Return each line of the items below that contains the string "bounding". Case counts when matching.

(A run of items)
++++++

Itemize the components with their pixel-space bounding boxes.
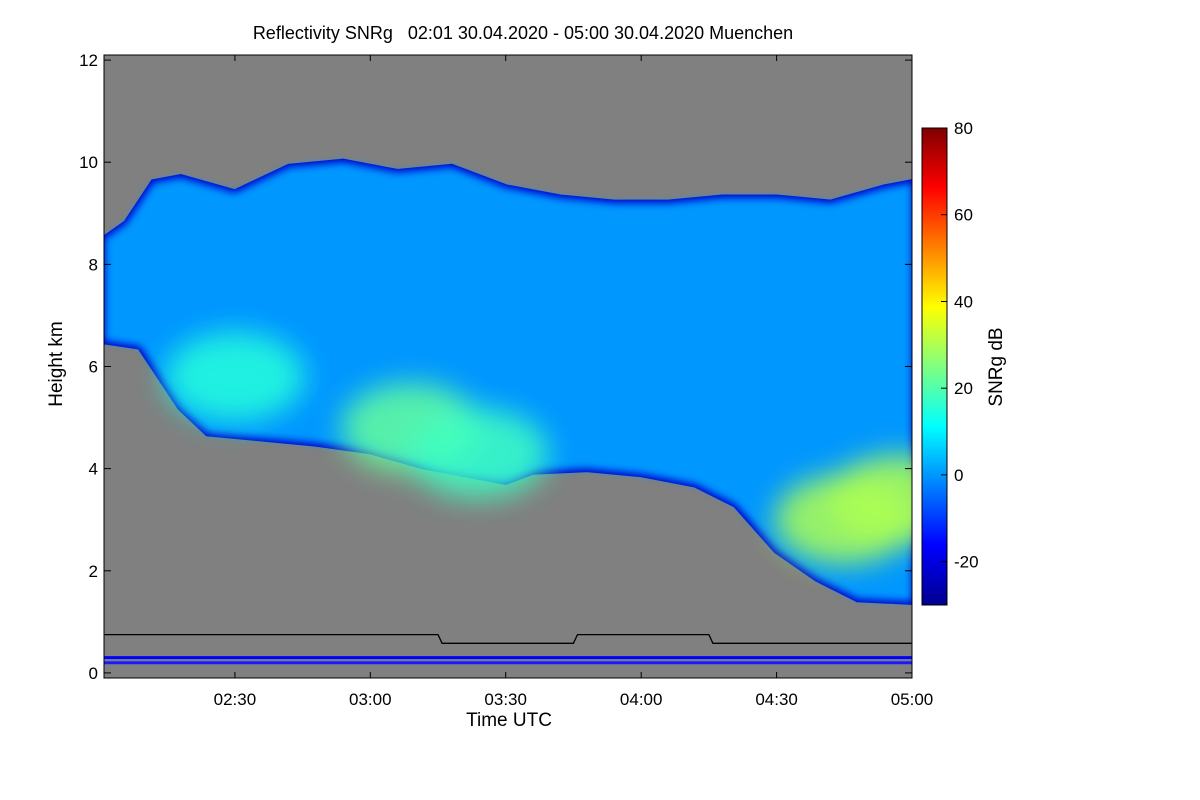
x-tick-label: 04:00 [620, 690, 663, 709]
x-tick-label: 03:30 [484, 690, 527, 709]
x-axis-label: Time UTC [466, 710, 552, 731]
colorbar-tick-label: 20 [954, 379, 973, 398]
colorbar-tick-label: 0 [954, 466, 963, 485]
overlay-line [104, 633, 912, 644]
x-tick-label: 04:30 [755, 690, 798, 709]
echo-peaks [164, 331, 912, 565]
y-tick-label: 8 [89, 255, 98, 274]
x-tick-label: 03:00 [349, 690, 392, 709]
colorbar-scale [921, 127, 948, 606]
y-axis: 0 2 4 6 8 10 12 [79, 51, 912, 683]
echo-region [104, 162, 912, 602]
y-tick-label: 2 [89, 562, 98, 581]
y-tick-label: 0 [89, 664, 98, 683]
colorbar-tick-label: 80 [954, 119, 973, 138]
x-tick-label: 02:30 [214, 690, 257, 709]
colorbar-ticks: -20 0 20 40 60 80 [941, 119, 979, 572]
y-tick-label: 10 [79, 153, 98, 172]
colorbar-tick-label: 40 [954, 293, 973, 312]
y-tick-label: 4 [89, 460, 98, 479]
colorbar-tick-label: -20 [954, 553, 979, 572]
colorbar-tick-label: 60 [954, 206, 973, 225]
plot-area [104, 55, 912, 678]
x-tick-label: 05:00 [891, 690, 934, 709]
echo-peak [164, 331, 305, 422]
ground-clutter [104, 656, 912, 665]
echo-peak [408, 408, 549, 499]
y-tick-label: 6 [89, 358, 98, 377]
chart-title: Reflectivity SNRg 02:01 30.04.2020 - 05:… [253, 23, 793, 43]
colorbar-label: SNRg dB [986, 327, 1007, 406]
echo-peak [828, 454, 912, 545]
y-tick-label: 12 [79, 51, 98, 70]
y-axis-label: Height km [46, 321, 67, 407]
colorbar: -20 0 20 40 60 80 SNRg dB [921, 119, 1007, 606]
x-axis: 02:30 03:00 03:30 04:00 04:30 05:00 [214, 55, 934, 709]
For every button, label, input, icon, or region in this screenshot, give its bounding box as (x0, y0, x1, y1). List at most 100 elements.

++++++

WORKED SOLUTION -
Itemize the components with their pixel-space bounding boxes.
For every button, label, input, icon, or region in this screenshot, give its bounding box as (x0, y0, x1, y1). List at most 100 elements.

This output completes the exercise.